━━━━━ Information supplied ━━━━━
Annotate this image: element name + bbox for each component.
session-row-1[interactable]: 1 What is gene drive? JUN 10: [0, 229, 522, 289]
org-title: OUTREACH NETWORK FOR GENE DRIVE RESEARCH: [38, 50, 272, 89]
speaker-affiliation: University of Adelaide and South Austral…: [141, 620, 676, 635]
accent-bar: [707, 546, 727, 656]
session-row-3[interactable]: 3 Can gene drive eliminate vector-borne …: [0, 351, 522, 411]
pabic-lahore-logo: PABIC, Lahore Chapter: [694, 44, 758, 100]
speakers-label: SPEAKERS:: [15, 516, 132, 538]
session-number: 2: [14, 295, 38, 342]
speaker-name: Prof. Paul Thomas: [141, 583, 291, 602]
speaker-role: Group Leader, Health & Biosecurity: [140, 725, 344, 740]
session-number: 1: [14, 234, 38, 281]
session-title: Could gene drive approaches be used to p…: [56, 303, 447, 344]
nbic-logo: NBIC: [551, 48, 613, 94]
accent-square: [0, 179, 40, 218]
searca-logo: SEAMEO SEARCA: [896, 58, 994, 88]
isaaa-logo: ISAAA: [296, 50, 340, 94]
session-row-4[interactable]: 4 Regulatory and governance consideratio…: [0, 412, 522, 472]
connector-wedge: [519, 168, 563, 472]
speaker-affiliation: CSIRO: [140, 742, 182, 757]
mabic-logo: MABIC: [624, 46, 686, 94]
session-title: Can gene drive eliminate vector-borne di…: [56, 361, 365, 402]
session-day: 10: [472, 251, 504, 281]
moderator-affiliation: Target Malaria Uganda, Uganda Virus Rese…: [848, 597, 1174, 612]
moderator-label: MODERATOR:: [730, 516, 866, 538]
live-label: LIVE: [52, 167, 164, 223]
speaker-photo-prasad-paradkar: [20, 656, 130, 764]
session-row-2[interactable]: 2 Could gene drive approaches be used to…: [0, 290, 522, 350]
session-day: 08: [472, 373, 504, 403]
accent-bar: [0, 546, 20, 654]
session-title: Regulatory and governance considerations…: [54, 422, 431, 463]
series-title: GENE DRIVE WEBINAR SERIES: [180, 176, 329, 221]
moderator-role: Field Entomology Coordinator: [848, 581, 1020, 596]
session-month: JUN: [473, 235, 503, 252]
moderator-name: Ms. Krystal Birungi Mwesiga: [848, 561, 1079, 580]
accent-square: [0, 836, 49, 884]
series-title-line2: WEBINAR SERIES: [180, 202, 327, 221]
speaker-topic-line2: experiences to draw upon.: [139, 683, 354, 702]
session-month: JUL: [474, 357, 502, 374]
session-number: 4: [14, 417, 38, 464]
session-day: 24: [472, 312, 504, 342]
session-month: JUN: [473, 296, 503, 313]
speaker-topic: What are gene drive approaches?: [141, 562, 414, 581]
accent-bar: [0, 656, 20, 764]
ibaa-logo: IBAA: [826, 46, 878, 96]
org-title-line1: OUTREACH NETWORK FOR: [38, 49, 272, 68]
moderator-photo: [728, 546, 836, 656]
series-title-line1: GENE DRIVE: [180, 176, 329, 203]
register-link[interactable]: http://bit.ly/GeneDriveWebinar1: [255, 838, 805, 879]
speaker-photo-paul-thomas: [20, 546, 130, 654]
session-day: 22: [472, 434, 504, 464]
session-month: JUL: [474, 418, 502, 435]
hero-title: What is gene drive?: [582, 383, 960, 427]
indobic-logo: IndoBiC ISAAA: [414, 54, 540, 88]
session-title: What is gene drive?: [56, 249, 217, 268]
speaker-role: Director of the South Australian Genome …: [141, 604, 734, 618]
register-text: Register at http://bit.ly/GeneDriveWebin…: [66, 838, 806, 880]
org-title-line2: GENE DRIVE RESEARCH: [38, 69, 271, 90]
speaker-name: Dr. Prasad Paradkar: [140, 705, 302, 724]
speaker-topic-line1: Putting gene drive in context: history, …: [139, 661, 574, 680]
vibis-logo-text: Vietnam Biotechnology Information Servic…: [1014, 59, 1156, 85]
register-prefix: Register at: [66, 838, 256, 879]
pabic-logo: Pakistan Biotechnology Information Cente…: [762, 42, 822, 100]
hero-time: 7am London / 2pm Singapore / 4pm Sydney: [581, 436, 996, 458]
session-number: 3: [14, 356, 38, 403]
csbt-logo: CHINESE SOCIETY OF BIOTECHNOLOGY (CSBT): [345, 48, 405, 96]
━━━━━
- Exercise goal: Once more, write out the entries exactly as they were written.

- Solution:
Annotate this image: element name + bbox for each component.
session-row-1[interactable]: 1 What is gene drive? JUN 10: [0, 229, 522, 289]
org-title: OUTREACH NETWORK FOR GENE DRIVE RESEARCH: [38, 50, 272, 89]
speaker-affiliation: University of Adelaide and South Austral…: [141, 620, 676, 635]
accent-bar: [707, 546, 727, 656]
session-row-3[interactable]: 3 Can gene drive eliminate vector-borne …: [0, 351, 522, 411]
pabic-lahore-logo: PABIC, Lahore Chapter: [694, 44, 758, 100]
speakers-label: SPEAKERS:: [15, 516, 132, 538]
session-number: 2: [14, 295, 38, 342]
speaker-name: Prof. Paul Thomas: [141, 583, 291, 602]
speaker-role: Group Leader, Health & Biosecurity: [140, 725, 344, 740]
session-number: 1: [14, 234, 38, 281]
session-title: Could gene drive approaches be used to p…: [56, 303, 447, 344]
nbic-logo: NBIC: [551, 48, 613, 94]
accent-square: [0, 179, 40, 218]
searca-logo: SEAMEO SEARCA: [896, 58, 994, 88]
isaaa-logo: ISAAA: [296, 50, 340, 94]
session-row-4[interactable]: 4 Regulatory and governance consideratio…: [0, 412, 522, 472]
connector-wedge: [519, 168, 563, 472]
speaker-affiliation: CSIRO: [140, 742, 182, 757]
mabic-logo: MABIC: [624, 46, 686, 94]
session-title: Can gene drive eliminate vector-borne di…: [56, 361, 365, 402]
session-day: 10: [472, 251, 504, 281]
moderator-affiliation: Target Malaria Uganda, Uganda Virus Rese…: [848, 597, 1174, 612]
moderator-label: MODERATOR:: [730, 516, 866, 538]
live-label: LIVE: [52, 167, 164, 223]
speaker-photo-prasad-paradkar: [20, 656, 130, 764]
session-row-2[interactable]: 2 Could gene drive approaches be used to…: [0, 290, 522, 350]
session-day: 08: [472, 373, 504, 403]
accent-bar: [0, 546, 20, 654]
session-title: Regulatory and governance considerations…: [54, 422, 431, 463]
series-title: GENE DRIVE WEBINAR SERIES: [180, 176, 329, 221]
moderator-role: Field Entomology Coordinator: [848, 581, 1020, 596]
session-month: JUN: [473, 235, 503, 252]
moderator-name: Ms. Krystal Birungi Mwesiga: [848, 561, 1079, 580]
accent-square: [0, 836, 49, 884]
series-title-line2: WEBINAR SERIES: [180, 202, 327, 221]
speaker-topic-line2: experiences to draw upon.: [139, 683, 354, 702]
session-month: JUL: [474, 357, 502, 374]
session-number: 4: [14, 417, 38, 464]
session-day: 24: [472, 312, 504, 342]
session-month: JUN: [473, 296, 503, 313]
speaker-topic: What are gene drive approaches?: [141, 562, 414, 581]
accent-bar: [0, 656, 20, 764]
ibaa-logo: IBAA: [826, 46, 878, 96]
org-title-line1: OUTREACH NETWORK FOR: [38, 49, 272, 68]
moderator-photo: [728, 546, 836, 656]
series-title-line1: GENE DRIVE: [180, 176, 329, 203]
register-link[interactable]: http://bit.ly/GeneDriveWebinar1: [255, 838, 805, 879]
speaker-photo-paul-thomas: [20, 546, 130, 654]
session-day: 22: [472, 434, 504, 464]
session-month: JUL: [474, 418, 502, 435]
hero-title: What is gene drive?: [582, 383, 960, 427]
indobic-logo: IndoBiC ISAAA: [414, 54, 540, 88]
session-title: What is gene drive?: [56, 249, 217, 268]
speaker-role: Director of the South Australian Genome …: [141, 604, 734, 618]
register-text: Register at http://bit.ly/GeneDriveWebin…: [66, 838, 806, 880]
org-title-line2: GENE DRIVE RESEARCH: [38, 69, 271, 90]
speaker-name: Dr. Prasad Paradkar: [140, 705, 302, 724]
speaker-topic-line1: Putting gene drive in context: history, …: [139, 661, 574, 680]
vibis-logo-text: Vietnam Biotechnology Information Servic…: [1014, 59, 1156, 85]
register-prefix: Register at: [66, 838, 256, 879]
pabic-logo: Pakistan Biotechnology Information Cente…: [762, 42, 822, 100]
hero-time: 7am London / 2pm Singapore / 4pm Sydney: [581, 436, 996, 458]
session-number: 3: [14, 356, 38, 403]
csbt-logo: CHINESE SOCIETY OF BIOTECHNOLOGY (CSBT): [345, 48, 405, 96]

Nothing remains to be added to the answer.